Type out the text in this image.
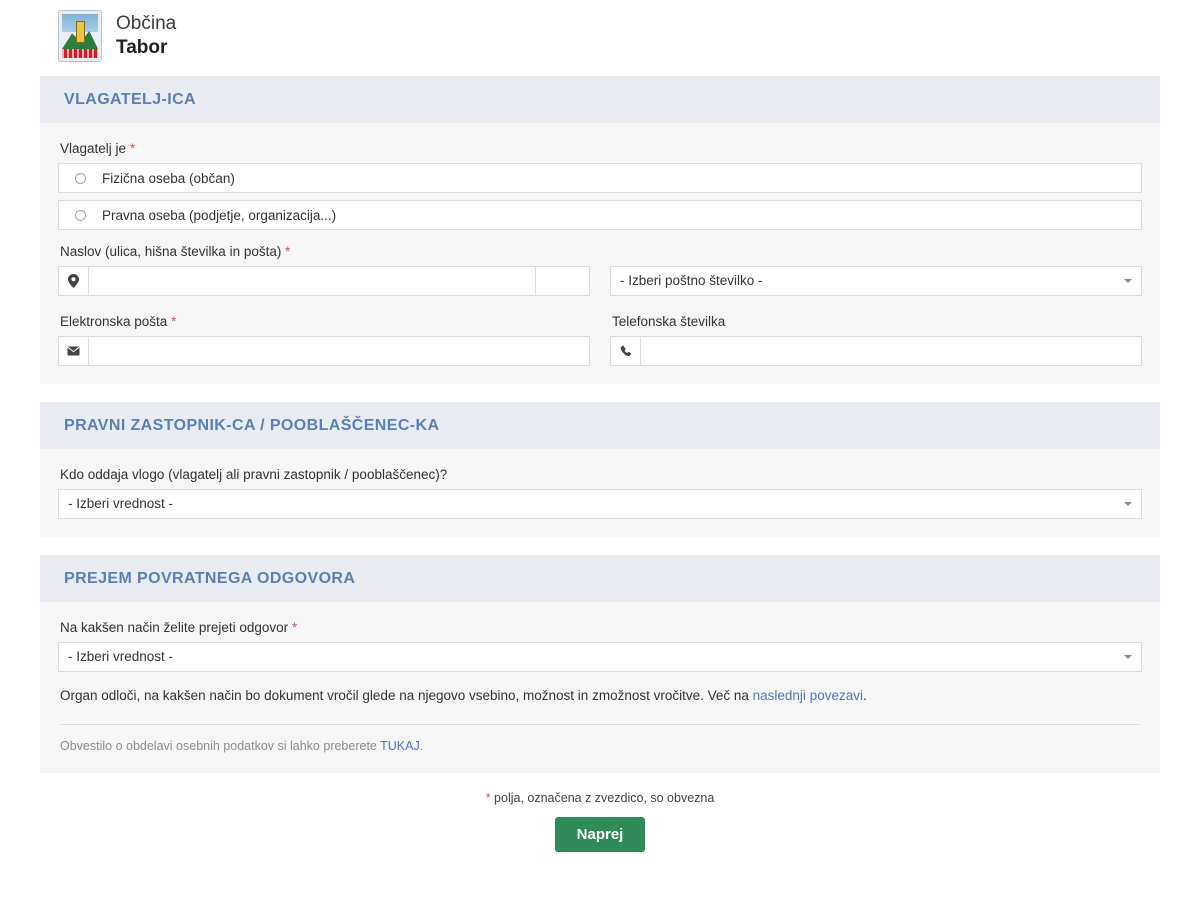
Občina
Tabor
VLAGATELJ-ICA
Vlagatelj je *
Fizična oseba (občan)
Pravna oseba (podjetje, organizacija...)
Naslov (ulica, hišna številka in pošta) *
- Izberi poštno številko -
Elektronska pošta *	Telefonska številka
PRAVNI ZASTOPNIK-CA / POOBLAŠČENEC-KA
Kdo oddaja vlogo (vlagatelj ali pravni zastopnik / pooblaščenec)?
- Izberi vrednost -
PREJEM POVRATNEGA ODGOVORA
Na kakšen način želite prejeti odgovor *
- Izberi vrednost -
Organ odloči, na kakšen način bo dokument vročil glede na njegovo vsebino, možnost in zmožnost vročitve. Več na naslednji povezavi.
Obvestilo o obdelavi osebnih podatkov si lahko preberete TUKAJ.
* polja, označena z zvezdico, so obvezna
Naprej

DIRECTION :: Leave the images out and output the remaining material exactly as it stands.

THE RESPONSE ::
Type out the text in this image.
Občina
Tabor
VLAGATELJ-ICA
Vlagatelj je *
Fizična oseba (občan)
Pravna oseba (podjetje, organizacija...)
Naslov (ulica, hišna številka in pošta) *
- Izberi poštno številko -
Elektronska pošta *	Telefonska številka
PRAVNI ZASTOPNIK-CA / POOBLAŠČENEC-KA
Kdo oddaja vlogo (vlagatelj ali pravni zastopnik / pooblaščenec)?
- Izberi vrednost -
PREJEM POVRATNEGA ODGOVORA
Na kakšen način želite prejeti odgovor *
- Izberi vrednost -
Organ odloči, na kakšen način bo dokument vročil glede na njegovo vsebino, možnost in zmožnost vročitve. Več na naslednji povezavi.
Obvestilo o obdelavi osebnih podatkov si lahko preberete TUKAJ.
* polja, označena z zvezdico, so obvezna
Naprej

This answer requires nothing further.